## START MATERIAL FOR THE TASK
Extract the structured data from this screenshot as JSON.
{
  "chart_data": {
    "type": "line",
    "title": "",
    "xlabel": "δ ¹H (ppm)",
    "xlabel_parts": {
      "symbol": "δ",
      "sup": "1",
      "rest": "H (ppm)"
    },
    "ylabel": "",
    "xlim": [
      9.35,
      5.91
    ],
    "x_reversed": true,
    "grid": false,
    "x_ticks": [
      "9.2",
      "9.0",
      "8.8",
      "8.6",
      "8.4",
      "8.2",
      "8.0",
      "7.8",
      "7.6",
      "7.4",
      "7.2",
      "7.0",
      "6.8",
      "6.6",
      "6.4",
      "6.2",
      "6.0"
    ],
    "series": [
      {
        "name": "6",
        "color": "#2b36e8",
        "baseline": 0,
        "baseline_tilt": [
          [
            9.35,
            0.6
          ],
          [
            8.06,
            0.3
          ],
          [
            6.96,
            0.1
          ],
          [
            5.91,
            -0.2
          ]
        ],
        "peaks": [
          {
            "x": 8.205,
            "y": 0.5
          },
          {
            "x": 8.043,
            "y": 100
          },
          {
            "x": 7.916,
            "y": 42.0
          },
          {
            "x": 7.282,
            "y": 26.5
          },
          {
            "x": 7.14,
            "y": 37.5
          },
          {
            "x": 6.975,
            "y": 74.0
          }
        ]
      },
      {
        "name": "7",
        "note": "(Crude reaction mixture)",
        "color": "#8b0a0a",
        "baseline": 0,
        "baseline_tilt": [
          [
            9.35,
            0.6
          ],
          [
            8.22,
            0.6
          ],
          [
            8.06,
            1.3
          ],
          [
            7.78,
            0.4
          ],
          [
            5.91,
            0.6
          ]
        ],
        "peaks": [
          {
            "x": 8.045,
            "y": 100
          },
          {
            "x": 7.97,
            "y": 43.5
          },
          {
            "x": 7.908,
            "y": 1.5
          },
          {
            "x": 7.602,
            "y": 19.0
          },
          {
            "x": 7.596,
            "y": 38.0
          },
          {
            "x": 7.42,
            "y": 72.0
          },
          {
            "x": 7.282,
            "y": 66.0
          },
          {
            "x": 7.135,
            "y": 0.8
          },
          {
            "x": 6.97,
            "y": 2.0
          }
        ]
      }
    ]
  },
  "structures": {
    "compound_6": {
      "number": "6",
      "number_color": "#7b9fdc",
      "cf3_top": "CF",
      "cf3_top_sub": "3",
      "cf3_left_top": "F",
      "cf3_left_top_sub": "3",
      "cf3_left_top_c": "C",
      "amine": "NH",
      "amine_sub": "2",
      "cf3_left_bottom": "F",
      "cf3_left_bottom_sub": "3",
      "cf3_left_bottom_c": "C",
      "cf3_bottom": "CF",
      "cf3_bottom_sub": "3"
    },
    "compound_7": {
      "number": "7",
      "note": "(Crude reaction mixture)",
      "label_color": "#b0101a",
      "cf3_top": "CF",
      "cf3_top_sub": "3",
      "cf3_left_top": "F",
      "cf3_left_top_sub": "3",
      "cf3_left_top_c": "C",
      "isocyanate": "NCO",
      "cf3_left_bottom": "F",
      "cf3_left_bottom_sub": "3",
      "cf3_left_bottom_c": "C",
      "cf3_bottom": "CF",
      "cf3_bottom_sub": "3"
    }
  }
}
## END MATERIAL FOR THE TASK
#### [EXERCISE PROMPT]
Would you reproduce all the entries exactly?

#### [RESPONSE TO THE EXERCISE]
Extract the structured data from this screenshot as JSON.
{
  "chart_data": {
    "type": "line",
    "title": "",
    "xlabel": "δ ¹H (ppm)",
    "xlabel_parts": {
      "symbol": "δ",
      "sup": "1",
      "rest": "H (ppm)"
    },
    "ylabel": "",
    "xlim": [
      9.35,
      5.91
    ],
    "x_reversed": true,
    "grid": false,
    "x_ticks": [
      "9.2",
      "9.0",
      "8.8",
      "8.6",
      "8.4",
      "8.2",
      "8.0",
      "7.8",
      "7.6",
      "7.4",
      "7.2",
      "7.0",
      "6.8",
      "6.6",
      "6.4",
      "6.2",
      "6.0"
    ],
    "series": [
      {
        "name": "6",
        "color": "#2b36e8",
        "baseline": 0,
        "baseline_tilt": [
          [
            9.35,
            0.6
          ],
          [
            8.06,
            0.3
          ],
          [
            6.96,
            0.1
          ],
          [
            5.91,
            -0.2
          ]
        ],
        "peaks": [
          {
            "x": 8.205,
            "y": 0.5
          },
          {
            "x": 8.043,
            "y": 100
          },
          {
            "x": 7.916,
            "y": 42.0
          },
          {
            "x": 7.282,
            "y": 26.5
          },
          {
            "x": 7.14,
            "y": 37.5
          },
          {
            "x": 6.975,
            "y": 74.0
          }
        ]
      },
      {
        "name": "7",
        "note": "(Crude reaction mixture)",
        "color": "#8b0a0a",
        "baseline": 0,
        "baseline_tilt": [
          [
            9.35,
            0.6
          ],
          [
            8.22,
            0.6
          ],
          [
            8.06,
            1.3
          ],
          [
            7.78,
            0.4
          ],
          [
            5.91,
            0.6
          ]
        ],
        "peaks": [
          {
            "x": 8.045,
            "y": 100
          },
          {
            "x": 7.97,
            "y": 43.5
          },
          {
            "x": 7.908,
            "y": 1.5
          },
          {
            "x": 7.602,
            "y": 19.0
          },
          {
            "x": 7.596,
            "y": 38.0
          },
          {
            "x": 7.42,
            "y": 72.0
          },
          {
            "x": 7.282,
            "y": 66.0
          },
          {
            "x": 7.135,
            "y": 0.8
          },
          {
            "x": 6.97,
            "y": 2.0
          }
        ]
      }
    ]
  },
  "structures": {
    "compound_6": {
      "number": "6",
      "number_color": "#7b9fdc",
      "cf3_top": "CF",
      "cf3_top_sub": "3",
      "cf3_left_top": "F",
      "cf3_left_top_sub": "3",
      "cf3_left_top_c": "C",
      "amine": "NH",
      "amine_sub": "2",
      "cf3_left_bottom": "F",
      "cf3_left_bottom_sub": "3",
      "cf3_left_bottom_c": "C",
      "cf3_bottom": "CF",
      "cf3_bottom_sub": "3"
    },
    "compound_7": {
      "number": "7",
      "note": "(Crude reaction mixture)",
      "label_color": "#b0101a",
      "cf3_top": "CF",
      "cf3_top_sub": "3",
      "cf3_left_top": "F",
      "cf3_left_top_sub": "3",
      "cf3_left_top_c": "C",
      "isocyanate": "NCO",
      "cf3_left_bottom": "F",
      "cf3_left_bottom_sub": "3",
      "cf3_left_bottom_c": "C",
      "cf3_bottom": "CF",
      "cf3_bottom_sub": "3"
    }
  }
}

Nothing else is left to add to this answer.